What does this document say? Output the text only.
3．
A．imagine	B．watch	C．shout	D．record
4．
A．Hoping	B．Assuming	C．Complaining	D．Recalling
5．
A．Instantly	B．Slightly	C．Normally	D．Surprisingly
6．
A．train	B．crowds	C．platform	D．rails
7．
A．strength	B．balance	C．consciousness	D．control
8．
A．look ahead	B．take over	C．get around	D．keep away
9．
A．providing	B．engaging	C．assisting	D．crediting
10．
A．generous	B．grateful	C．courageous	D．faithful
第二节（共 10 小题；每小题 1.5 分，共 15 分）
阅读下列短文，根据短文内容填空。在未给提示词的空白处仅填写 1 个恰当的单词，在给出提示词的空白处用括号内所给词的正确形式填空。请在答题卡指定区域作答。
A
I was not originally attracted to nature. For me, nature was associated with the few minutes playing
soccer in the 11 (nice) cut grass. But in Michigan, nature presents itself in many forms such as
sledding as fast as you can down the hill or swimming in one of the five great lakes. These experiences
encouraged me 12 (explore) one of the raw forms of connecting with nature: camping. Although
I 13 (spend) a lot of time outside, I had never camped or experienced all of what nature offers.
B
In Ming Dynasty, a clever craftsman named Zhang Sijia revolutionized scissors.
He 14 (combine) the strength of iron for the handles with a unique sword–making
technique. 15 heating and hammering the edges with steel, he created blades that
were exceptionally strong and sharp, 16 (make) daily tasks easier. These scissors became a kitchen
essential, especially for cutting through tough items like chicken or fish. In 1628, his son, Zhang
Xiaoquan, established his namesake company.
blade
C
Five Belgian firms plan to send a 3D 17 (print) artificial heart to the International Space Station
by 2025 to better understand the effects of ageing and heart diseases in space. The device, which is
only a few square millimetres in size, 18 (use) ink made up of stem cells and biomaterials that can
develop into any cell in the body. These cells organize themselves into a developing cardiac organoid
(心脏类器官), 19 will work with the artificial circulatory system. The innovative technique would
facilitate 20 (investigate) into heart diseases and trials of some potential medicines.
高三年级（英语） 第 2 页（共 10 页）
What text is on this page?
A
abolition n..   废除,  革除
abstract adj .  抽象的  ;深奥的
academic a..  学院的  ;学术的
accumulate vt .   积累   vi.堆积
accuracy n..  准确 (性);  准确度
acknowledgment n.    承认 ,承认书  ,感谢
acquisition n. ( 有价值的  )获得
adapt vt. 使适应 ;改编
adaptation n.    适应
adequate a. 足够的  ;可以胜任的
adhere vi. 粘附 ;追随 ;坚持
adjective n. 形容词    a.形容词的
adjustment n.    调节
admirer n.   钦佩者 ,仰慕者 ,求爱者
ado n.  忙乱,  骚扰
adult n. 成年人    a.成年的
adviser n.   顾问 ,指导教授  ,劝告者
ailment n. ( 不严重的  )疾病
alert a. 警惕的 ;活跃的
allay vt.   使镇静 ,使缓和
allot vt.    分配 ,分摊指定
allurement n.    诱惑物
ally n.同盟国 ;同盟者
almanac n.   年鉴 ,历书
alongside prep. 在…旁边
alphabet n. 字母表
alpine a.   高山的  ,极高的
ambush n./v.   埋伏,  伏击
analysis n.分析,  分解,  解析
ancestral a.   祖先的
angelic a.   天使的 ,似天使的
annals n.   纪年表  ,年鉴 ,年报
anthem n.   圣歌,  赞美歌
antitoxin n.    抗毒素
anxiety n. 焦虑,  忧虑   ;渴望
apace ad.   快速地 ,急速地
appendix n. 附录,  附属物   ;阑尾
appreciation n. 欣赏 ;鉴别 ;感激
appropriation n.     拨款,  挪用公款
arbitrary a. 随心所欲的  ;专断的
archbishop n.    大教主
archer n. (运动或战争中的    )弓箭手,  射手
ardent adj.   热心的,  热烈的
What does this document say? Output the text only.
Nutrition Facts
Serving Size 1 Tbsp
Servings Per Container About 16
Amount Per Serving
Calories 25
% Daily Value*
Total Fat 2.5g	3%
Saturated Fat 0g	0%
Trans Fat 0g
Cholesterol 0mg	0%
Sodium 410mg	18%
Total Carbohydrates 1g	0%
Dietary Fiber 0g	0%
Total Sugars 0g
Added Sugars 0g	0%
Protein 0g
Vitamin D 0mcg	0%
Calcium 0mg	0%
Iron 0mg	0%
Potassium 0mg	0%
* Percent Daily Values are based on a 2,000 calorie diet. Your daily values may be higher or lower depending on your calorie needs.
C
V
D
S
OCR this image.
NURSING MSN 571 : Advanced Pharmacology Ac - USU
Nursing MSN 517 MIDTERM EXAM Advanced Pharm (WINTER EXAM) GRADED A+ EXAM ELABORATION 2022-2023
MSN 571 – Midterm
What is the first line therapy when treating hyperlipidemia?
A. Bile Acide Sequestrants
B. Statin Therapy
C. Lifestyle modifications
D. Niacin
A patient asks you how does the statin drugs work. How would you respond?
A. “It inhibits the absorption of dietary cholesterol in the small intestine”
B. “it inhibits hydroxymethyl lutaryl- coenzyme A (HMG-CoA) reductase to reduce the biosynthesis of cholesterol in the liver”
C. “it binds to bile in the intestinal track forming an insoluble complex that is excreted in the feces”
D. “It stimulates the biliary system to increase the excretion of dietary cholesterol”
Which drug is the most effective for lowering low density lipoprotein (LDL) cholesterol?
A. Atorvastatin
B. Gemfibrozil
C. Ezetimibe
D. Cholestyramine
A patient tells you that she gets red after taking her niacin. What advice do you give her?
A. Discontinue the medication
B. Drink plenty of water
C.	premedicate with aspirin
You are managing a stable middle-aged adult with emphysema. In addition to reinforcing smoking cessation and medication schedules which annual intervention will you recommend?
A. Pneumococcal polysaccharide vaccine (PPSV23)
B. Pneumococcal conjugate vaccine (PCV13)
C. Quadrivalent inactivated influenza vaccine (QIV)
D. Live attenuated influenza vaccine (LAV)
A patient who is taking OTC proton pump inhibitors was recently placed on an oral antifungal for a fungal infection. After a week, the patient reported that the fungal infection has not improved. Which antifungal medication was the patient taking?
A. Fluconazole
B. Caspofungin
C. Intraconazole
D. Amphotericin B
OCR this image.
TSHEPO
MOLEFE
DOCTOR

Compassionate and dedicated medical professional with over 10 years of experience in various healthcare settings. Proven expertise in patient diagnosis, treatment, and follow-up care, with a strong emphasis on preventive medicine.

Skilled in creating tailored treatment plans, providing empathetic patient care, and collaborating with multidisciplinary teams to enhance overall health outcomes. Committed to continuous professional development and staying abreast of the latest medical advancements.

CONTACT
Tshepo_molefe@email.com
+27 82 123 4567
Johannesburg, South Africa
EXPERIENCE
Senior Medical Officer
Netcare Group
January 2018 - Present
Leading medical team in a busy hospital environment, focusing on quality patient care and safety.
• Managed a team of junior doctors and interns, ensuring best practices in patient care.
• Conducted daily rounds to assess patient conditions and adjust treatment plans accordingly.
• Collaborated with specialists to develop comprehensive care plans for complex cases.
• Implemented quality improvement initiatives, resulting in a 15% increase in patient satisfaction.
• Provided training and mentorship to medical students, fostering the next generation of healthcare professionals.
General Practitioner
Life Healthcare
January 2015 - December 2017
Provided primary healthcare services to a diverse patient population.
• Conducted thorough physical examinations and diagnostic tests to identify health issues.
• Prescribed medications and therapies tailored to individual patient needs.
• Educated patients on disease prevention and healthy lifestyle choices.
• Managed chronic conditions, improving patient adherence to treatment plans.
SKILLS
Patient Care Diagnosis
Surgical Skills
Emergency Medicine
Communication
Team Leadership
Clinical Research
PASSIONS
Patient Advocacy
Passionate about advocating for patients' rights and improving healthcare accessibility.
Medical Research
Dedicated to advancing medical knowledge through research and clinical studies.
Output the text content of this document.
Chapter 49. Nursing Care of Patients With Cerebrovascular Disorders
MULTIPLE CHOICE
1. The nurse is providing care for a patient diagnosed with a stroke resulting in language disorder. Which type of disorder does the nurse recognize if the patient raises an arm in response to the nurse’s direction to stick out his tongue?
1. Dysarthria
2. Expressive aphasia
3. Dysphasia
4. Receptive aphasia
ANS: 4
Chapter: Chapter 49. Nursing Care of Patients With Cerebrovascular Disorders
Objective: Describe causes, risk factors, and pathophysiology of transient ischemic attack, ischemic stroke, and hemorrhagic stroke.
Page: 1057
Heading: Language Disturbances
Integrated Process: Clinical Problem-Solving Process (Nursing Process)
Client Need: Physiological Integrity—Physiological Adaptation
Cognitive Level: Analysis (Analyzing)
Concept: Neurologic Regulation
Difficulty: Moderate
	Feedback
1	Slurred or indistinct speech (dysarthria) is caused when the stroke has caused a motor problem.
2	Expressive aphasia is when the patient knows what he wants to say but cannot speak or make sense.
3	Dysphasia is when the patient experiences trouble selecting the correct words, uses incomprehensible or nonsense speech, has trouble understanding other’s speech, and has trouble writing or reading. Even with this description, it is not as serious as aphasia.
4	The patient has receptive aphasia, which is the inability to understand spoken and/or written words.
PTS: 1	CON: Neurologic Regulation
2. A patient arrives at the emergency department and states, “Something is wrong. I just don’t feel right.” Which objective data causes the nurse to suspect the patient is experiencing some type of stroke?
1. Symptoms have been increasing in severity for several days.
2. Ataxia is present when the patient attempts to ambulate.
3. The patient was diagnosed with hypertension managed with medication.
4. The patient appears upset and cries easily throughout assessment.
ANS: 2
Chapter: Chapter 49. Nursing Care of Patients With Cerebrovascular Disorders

┄┄┄┄┄┄┄┄┄┄

• [Assignment] Where the word "Provided" appears in a line of the entries, copy that line.

• [Result of the exercise]
• Provided training and mentorship to medical students, fostering the next generation of healthcare professionals.
Provided primary healthcare services to a diverse patient population.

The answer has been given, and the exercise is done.